WHAT THE TASK ASKS: Transcribe the records that follow. Keep every word exactly, and drop the pictures.

------

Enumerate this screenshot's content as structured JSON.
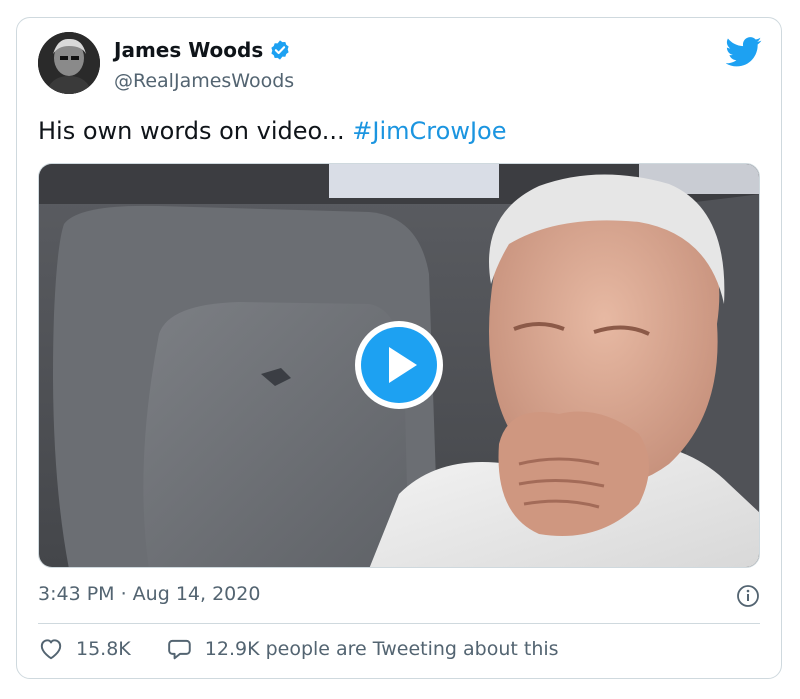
{
  "author": {
    "display_name": "James Woods",
    "handle": "@RealJamesWoods",
    "verified": true,
    "avatar_icon": "avatar-photo"
  },
  "tweet": {
    "text": "His own words on video... ",
    "hashtag": "#JimCrowJoe"
  },
  "media": {
    "type": "video",
    "play_icon": "play-icon"
  },
  "timestamp": "3:43 PM · Aug 14, 2020",
  "actions": {
    "likes": "15.8K",
    "tweeting": "12.9K people are Tweeting about this"
  },
  "colors": {
    "brand": "#1da1f2",
    "hashtag": "#1b95e0",
    "text": "#0f1419",
    "secondary": "#536471",
    "border": "#cfd9de"
  }
}
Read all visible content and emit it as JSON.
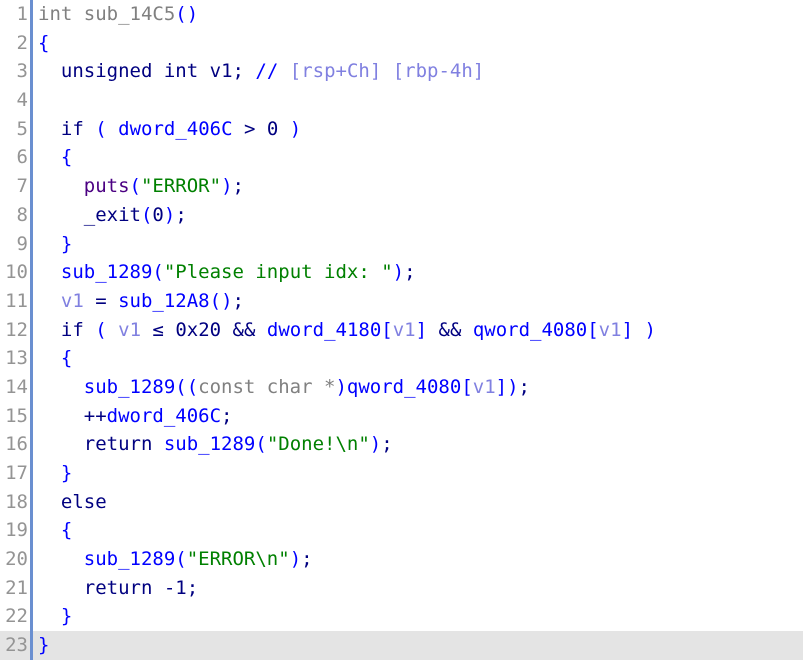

------

EXERCISE OUTPUT:
Enumerate this screenshot's content as structured JSON.
{
  "author": {
    "display_name": "James Woods",
    "handle": "@RealJamesWoods",
    "verified": true,
    "avatar_icon": "avatar-photo"
  },
  "tweet": {
    "text": "His own words on video... ",
    "hashtag": "#JimCrowJoe"
  },
  "media": {
    "type": "video",
    "play_icon": "play-icon"
  },
  "timestamp": "3:43 PM · Aug 14, 2020",
  "actions": {
    "likes": "15.8K",
    "tweeting": "12.9K people are Tweeting about this"
  },
  "colors": {
    "brand": "#1da1f2",
    "hashtag": "#1b95e0",
    "text": "#0f1419",
    "secondary": "#536471",
    "border": "#cfd9de"
  }
}
Read all visible content and emit it as JSON.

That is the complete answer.